Zwigoff is best known for Bad Santa and Ghost World, films about isolation and longing with more than their fair share of misfit characters struggling to get by in the world. His breakthrough, Crumb, proves the old adage that the truth is stranger than fiction and centres on the legendary underground cartoonist Robert Crumb and his two brothers. Rarely can a documentarian and his subject have been so perfectly aligned and the result is unlike anything else committed to film.
The director worked on the film for nine years and later said he was “averaging an income of about $200 a month and living with back pain so intense that I spent three years with a loaded gun on the pillow next to my bed, trying to get up the nerve to kill myself.” This is a portrait of the artist as a strange man made by a similarly iconoclastic figure.
For some, this will be too much to bear and cinema walkouts were not uncommon at the time of the film’s release. During the years of filming, Charles Crumb, the older brother of the artist, was still living with his mother in the family home and rarely ventured outside. He emerges as a tragic figure and Crumb is dedicated to his memory since he committed suicide prior to its release. The film’s producer, David Lynch, was so taken with the man that he had considered writing a screenplay for a film for him to star in. Maxon, Robert’s other brother, is a man tormented by his own demons and the frank discussion of his sexual desires is uncomfortable in a manner almost unparalleled in cinema.

● ● ● ●

Work to do
(1) In the passage on the documentary Crumb, how many years did the director spend working on the film?
(2) Extend the passage on the documentary Crumb, picking up after its final sentence.

● ● ● ●

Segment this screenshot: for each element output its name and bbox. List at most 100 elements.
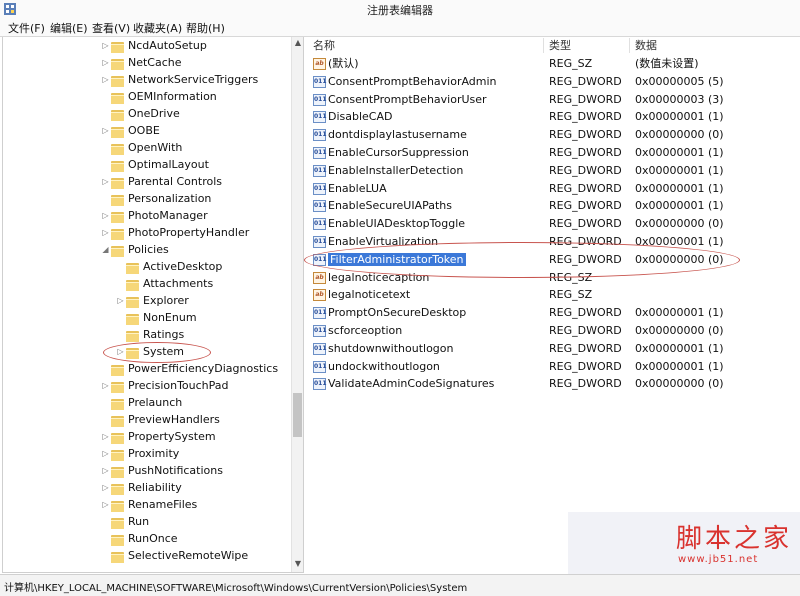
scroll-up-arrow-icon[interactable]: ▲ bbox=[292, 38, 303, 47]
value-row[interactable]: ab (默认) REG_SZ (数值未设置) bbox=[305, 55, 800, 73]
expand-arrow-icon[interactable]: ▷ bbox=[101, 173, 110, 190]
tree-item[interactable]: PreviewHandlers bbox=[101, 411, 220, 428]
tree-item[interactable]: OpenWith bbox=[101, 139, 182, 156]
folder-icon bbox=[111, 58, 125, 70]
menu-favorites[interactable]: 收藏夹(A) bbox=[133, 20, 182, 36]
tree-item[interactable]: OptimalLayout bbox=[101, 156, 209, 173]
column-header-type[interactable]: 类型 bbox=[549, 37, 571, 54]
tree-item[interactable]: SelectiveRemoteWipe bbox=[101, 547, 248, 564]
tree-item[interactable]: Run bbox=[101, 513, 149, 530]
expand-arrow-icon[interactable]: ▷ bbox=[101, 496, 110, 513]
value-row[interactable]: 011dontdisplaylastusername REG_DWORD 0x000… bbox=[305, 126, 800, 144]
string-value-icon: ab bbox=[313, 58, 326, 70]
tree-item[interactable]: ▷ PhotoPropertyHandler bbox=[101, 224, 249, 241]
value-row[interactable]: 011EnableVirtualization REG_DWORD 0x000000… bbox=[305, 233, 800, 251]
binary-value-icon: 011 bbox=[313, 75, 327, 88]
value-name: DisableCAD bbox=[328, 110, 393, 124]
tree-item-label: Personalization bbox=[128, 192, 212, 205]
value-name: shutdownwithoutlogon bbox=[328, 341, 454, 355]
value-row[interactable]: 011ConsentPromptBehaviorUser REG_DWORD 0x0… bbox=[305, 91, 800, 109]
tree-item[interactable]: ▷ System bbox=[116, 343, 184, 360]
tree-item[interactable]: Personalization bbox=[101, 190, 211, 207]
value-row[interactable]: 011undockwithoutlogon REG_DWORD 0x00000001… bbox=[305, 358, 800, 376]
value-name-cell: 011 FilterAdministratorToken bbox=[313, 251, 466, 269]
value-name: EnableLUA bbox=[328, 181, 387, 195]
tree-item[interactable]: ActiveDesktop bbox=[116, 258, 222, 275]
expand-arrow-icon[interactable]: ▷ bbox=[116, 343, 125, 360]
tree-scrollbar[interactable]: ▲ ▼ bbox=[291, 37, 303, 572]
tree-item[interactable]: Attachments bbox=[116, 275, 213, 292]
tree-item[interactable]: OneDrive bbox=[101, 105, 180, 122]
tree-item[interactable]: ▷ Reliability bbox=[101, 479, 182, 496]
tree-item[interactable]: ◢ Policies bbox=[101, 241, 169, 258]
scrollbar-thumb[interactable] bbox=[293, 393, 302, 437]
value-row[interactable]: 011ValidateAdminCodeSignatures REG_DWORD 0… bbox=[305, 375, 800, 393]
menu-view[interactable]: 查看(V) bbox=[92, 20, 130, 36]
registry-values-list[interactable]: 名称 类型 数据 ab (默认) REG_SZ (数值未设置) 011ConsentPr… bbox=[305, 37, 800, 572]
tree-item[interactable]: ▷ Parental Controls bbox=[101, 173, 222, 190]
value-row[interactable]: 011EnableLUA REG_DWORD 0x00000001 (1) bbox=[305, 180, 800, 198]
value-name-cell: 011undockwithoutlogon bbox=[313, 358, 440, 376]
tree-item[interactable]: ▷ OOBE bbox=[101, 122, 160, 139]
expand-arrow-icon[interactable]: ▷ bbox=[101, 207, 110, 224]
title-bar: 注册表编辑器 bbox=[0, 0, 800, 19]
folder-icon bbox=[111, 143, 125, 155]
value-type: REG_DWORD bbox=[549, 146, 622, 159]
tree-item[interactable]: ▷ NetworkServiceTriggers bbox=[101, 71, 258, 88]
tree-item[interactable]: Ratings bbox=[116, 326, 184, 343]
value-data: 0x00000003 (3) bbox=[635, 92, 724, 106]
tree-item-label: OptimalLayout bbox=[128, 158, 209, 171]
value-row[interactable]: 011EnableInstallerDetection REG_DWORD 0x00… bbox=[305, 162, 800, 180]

● ● ● ●

Exercise responses
(1) Nine years.

(2)
Every documentary has an element of artifice but this one feels more honest than most. The central figure is presented as disturbed, selfish and misogynistic and one can almost smell the family home where he sits and bickers with the matriarch. When he was trying to raise funds, Zwigoff asked Terry Gilliam for help with the budget since he knew the filmmaker had worked with Crumb in the 1960s. Gilliam reached into his pocket, handed over a nickel and then walked away. Clearly making the film was a labour of loathe for Zwigoff but his perseverance paid off and the result is one of the finest explorations of mental illness and artistry, and the relationship between the two, in any medium.